— Set exercise —
Collect each line of the records containing the string "Figure".

— Data excerpts —
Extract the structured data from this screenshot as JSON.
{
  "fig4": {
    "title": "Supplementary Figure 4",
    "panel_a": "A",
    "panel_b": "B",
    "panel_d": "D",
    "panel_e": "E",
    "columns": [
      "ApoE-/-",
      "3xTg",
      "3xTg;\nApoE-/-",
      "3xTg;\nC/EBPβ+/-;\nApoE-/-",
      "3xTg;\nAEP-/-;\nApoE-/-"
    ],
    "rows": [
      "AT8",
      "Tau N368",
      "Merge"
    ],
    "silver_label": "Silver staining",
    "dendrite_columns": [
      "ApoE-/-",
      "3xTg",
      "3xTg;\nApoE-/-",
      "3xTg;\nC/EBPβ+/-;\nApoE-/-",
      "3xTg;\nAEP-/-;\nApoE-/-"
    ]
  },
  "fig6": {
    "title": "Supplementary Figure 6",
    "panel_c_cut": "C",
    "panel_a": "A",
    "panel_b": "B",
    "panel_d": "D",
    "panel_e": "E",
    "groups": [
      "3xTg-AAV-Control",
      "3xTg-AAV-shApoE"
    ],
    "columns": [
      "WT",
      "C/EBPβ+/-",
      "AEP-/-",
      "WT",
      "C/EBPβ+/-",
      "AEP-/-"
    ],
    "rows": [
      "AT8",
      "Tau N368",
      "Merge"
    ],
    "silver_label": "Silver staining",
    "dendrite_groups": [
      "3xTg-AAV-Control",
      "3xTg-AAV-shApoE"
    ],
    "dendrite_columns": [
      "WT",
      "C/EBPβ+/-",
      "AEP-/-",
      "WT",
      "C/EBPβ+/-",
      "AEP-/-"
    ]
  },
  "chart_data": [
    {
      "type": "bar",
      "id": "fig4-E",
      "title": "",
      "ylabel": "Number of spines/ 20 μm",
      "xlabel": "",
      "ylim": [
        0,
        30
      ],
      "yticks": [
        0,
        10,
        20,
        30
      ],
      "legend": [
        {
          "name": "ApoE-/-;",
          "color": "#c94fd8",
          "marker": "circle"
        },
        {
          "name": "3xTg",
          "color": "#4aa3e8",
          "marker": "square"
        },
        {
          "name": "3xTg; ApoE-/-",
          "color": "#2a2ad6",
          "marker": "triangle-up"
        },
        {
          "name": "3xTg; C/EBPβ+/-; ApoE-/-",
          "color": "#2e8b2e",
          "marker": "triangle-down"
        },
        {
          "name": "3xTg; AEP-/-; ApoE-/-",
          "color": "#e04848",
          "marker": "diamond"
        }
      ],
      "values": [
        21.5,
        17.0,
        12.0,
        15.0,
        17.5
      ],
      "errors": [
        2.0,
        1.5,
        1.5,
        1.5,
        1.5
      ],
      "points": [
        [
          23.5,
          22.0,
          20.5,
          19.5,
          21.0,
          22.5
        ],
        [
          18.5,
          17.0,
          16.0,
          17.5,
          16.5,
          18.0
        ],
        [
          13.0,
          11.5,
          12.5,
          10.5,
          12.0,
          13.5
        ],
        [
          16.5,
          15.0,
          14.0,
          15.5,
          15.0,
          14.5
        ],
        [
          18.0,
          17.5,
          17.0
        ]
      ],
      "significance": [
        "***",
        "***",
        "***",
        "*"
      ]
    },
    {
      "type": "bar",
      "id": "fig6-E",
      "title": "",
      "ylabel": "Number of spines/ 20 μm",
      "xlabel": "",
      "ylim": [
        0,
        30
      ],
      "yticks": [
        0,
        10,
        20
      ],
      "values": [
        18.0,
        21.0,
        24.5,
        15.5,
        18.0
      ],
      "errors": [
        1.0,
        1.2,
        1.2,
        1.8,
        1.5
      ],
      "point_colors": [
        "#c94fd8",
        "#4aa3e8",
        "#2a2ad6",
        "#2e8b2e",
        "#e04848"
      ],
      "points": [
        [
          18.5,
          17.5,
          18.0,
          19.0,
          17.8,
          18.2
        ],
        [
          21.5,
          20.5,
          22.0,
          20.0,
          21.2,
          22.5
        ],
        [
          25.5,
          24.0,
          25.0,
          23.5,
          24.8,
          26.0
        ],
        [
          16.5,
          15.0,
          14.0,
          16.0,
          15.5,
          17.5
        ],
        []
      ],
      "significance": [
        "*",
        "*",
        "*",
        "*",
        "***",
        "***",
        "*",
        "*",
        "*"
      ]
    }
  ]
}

— Solution for this problem —
    "title": "Supplementary Figure 4",
    "title": "Supplementary Figure 6",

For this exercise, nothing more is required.